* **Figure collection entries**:
— Start —

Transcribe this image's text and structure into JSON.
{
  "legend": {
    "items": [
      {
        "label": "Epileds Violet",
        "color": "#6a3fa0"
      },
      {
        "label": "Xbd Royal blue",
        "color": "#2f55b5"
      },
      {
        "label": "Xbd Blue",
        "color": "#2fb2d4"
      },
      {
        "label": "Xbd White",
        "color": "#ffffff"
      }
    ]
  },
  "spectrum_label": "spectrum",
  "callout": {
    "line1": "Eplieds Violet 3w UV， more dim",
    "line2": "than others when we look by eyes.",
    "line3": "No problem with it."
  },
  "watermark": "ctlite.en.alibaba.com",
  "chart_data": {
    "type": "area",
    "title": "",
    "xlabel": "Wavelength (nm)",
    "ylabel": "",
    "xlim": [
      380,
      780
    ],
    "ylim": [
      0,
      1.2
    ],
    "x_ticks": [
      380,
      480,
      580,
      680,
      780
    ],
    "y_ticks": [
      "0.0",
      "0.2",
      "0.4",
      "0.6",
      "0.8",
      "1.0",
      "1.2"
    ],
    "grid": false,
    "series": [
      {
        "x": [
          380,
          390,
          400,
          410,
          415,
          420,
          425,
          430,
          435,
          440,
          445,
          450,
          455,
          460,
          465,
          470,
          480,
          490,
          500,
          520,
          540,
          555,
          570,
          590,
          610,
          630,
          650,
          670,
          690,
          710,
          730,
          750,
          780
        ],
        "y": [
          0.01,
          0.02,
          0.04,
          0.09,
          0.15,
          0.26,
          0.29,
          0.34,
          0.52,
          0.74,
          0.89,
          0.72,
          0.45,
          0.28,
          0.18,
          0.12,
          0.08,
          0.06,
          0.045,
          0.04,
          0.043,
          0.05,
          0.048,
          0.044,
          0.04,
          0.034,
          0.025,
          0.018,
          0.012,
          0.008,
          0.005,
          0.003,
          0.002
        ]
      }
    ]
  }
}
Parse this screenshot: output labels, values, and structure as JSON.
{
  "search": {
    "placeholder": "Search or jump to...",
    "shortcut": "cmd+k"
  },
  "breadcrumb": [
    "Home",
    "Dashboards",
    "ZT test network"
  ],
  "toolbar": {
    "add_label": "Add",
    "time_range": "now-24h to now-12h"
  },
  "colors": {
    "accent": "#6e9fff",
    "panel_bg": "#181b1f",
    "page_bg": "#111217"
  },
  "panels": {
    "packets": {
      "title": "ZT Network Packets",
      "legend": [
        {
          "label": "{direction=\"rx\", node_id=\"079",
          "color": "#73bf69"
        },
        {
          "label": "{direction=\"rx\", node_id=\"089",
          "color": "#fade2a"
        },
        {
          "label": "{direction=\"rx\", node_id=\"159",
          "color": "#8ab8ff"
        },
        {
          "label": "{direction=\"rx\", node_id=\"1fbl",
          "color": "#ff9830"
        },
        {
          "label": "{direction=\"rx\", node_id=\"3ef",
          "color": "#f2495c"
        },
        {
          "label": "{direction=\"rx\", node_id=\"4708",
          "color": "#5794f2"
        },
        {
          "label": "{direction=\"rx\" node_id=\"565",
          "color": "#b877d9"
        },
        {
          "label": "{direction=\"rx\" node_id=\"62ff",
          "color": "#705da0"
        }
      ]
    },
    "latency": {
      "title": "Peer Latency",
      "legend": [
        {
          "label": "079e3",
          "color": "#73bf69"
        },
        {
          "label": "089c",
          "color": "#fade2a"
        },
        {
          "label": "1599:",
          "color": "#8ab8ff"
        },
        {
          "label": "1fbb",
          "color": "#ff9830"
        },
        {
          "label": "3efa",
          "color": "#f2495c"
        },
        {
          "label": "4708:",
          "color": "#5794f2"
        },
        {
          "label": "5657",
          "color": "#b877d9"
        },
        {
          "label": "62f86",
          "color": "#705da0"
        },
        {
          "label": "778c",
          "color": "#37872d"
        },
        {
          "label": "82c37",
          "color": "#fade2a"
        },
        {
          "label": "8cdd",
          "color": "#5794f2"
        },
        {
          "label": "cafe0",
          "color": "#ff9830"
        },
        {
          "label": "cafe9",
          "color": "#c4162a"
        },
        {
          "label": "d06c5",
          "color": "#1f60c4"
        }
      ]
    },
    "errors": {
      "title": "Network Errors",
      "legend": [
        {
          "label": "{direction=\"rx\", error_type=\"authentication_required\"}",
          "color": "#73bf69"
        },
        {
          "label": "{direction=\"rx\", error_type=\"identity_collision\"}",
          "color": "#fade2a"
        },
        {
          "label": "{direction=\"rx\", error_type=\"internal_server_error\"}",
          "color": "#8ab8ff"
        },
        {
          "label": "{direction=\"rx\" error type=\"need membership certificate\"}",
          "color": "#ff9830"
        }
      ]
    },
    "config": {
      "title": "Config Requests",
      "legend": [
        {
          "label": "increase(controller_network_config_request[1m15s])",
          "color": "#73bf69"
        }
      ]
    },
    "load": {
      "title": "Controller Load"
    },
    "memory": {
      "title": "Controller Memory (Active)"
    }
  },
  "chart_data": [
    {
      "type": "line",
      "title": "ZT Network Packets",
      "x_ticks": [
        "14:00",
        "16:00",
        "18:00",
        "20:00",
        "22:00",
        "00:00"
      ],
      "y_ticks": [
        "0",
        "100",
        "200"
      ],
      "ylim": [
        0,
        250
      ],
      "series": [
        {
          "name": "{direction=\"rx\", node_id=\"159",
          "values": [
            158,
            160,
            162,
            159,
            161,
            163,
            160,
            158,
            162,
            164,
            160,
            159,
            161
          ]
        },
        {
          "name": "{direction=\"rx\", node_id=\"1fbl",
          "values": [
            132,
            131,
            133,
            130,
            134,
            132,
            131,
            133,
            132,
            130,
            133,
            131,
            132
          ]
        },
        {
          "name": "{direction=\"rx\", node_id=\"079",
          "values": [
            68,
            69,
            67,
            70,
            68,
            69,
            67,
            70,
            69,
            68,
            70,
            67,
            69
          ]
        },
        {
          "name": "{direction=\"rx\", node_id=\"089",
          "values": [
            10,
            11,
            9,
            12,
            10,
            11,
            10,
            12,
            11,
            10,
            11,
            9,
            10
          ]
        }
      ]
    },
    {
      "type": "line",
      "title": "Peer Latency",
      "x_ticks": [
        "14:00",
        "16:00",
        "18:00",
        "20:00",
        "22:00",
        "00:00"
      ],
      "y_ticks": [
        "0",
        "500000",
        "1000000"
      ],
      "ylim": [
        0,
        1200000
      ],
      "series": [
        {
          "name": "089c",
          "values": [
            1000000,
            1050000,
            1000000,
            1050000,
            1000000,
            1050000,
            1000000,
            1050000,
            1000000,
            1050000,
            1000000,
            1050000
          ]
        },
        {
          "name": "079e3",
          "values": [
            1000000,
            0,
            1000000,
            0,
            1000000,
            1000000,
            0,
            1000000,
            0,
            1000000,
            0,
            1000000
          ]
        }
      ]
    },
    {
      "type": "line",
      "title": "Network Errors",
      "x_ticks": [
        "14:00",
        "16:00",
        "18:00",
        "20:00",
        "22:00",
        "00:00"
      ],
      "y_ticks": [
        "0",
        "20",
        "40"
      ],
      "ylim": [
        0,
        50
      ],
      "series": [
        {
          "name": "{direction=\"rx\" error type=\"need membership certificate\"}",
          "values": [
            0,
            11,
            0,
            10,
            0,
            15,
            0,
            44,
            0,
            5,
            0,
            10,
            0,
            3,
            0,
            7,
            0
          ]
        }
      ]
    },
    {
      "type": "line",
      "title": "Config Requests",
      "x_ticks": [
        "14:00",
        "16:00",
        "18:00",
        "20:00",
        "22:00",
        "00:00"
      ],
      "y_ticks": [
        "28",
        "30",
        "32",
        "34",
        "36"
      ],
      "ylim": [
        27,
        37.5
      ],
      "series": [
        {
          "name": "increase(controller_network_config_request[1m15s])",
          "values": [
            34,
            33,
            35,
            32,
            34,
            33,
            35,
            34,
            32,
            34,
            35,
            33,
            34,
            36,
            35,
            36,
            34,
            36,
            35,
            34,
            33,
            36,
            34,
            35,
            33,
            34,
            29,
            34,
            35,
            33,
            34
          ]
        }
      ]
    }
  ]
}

— End —

* **Job**: Check the data for the word "this" and pull out the lines that have it.

* **The answer**:
Transcribe this image's text and structure into JSON.
Parse this screenshot: output labels, values, and structure as JSON.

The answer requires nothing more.